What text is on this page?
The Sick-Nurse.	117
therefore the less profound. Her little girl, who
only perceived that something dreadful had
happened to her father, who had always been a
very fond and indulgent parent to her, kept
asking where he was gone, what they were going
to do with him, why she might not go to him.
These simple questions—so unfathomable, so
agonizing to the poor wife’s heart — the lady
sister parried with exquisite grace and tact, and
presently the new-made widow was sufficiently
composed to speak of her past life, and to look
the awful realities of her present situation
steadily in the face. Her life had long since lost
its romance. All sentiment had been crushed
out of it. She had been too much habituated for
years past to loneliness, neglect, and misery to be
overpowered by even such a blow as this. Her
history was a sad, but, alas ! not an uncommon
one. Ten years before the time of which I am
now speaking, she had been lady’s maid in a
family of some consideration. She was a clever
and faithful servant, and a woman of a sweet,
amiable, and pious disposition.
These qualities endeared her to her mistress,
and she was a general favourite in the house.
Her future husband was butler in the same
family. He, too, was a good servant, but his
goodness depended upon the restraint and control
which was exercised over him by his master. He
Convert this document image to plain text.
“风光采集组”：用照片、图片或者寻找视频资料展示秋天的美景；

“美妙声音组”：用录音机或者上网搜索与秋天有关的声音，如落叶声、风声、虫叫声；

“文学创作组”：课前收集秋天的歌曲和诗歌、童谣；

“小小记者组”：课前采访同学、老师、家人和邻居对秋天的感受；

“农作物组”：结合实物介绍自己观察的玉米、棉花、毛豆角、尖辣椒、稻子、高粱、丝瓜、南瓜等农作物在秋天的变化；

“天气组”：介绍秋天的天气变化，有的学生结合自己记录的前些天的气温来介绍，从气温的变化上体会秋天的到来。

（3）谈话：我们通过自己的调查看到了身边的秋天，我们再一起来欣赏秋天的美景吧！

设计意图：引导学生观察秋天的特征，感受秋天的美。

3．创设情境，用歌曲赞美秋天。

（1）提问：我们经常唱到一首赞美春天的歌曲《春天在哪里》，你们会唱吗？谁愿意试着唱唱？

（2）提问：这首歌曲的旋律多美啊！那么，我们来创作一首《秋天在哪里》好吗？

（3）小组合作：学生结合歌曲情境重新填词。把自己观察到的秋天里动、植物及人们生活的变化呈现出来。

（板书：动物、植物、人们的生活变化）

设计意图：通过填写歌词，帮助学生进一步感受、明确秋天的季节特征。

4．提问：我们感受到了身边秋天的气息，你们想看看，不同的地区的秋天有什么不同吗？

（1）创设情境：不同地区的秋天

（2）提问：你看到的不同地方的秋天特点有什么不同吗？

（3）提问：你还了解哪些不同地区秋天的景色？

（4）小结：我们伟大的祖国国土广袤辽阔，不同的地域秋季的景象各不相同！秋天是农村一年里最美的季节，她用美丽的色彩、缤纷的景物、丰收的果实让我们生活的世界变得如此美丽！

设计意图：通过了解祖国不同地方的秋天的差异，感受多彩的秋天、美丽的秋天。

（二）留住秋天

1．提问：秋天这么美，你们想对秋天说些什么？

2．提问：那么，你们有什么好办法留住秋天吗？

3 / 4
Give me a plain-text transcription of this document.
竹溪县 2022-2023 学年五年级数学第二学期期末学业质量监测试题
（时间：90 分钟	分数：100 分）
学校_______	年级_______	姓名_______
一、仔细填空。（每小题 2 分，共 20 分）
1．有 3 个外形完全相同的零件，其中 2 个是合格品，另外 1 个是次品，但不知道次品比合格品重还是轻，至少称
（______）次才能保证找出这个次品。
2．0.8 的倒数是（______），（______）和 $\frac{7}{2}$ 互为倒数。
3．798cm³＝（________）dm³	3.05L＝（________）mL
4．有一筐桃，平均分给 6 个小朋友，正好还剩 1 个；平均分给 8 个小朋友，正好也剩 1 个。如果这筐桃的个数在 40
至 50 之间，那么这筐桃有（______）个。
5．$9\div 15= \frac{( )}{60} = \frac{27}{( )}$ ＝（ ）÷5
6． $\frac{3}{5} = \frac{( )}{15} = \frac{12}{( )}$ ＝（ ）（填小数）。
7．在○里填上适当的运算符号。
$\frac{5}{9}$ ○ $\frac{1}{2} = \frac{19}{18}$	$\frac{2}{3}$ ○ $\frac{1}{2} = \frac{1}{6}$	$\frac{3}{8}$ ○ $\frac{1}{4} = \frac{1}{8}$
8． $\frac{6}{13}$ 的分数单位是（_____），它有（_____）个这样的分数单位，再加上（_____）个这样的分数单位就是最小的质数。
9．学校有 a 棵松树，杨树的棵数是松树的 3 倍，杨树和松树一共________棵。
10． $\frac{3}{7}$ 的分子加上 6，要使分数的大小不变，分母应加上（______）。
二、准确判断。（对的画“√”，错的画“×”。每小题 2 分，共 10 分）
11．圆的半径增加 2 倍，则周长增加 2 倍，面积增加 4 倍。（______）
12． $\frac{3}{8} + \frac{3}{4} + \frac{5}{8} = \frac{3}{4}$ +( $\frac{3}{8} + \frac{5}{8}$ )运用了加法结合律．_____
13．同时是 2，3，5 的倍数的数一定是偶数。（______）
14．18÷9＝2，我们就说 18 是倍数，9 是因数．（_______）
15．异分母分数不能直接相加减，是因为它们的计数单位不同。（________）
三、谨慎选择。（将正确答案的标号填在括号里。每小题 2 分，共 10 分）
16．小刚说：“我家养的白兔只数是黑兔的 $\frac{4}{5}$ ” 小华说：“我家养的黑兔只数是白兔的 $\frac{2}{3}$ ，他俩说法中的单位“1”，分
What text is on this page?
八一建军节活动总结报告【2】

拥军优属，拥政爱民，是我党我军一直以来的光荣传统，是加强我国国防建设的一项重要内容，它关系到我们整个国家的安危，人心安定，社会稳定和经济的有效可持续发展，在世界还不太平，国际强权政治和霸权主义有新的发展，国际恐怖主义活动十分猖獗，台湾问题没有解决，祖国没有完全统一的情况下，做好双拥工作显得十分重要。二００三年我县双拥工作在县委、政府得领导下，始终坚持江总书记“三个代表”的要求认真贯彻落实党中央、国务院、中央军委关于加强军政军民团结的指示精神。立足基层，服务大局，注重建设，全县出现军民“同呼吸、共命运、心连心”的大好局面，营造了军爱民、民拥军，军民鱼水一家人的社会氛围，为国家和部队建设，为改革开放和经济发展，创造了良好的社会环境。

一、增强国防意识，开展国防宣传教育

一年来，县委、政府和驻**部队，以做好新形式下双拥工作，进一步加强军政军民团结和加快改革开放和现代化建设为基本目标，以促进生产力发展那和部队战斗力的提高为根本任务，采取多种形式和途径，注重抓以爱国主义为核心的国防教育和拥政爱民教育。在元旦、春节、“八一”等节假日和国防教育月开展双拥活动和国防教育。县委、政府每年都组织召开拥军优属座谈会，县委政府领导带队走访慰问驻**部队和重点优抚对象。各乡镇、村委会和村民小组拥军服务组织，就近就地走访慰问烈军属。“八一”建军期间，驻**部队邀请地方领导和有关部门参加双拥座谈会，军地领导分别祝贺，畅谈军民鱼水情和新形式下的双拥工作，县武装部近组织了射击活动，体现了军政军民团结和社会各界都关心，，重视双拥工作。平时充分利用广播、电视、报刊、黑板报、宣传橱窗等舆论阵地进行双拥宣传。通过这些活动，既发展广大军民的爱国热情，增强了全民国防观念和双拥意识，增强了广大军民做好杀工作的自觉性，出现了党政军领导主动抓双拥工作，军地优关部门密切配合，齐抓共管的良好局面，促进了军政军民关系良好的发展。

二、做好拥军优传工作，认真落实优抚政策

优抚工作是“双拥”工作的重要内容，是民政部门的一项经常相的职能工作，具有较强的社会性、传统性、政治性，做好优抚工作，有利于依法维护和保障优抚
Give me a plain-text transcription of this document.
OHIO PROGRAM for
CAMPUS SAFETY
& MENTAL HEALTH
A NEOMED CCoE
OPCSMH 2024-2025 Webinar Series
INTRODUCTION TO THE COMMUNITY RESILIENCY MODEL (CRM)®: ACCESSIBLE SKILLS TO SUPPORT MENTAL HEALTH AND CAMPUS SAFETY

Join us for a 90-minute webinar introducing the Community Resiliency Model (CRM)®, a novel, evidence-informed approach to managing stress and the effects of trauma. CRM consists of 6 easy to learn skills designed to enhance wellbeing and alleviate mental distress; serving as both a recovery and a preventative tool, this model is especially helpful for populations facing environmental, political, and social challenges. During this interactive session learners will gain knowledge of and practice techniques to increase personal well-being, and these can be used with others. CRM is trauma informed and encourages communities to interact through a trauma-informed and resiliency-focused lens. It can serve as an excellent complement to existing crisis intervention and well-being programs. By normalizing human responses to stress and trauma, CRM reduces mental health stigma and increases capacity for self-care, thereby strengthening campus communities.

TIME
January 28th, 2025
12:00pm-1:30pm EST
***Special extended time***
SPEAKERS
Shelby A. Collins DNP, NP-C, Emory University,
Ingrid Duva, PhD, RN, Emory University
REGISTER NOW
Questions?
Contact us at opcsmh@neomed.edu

PROBLEM DETAILS
Return nothing except the number of lines that include the string "which".

WRITTEN SOLUTION
2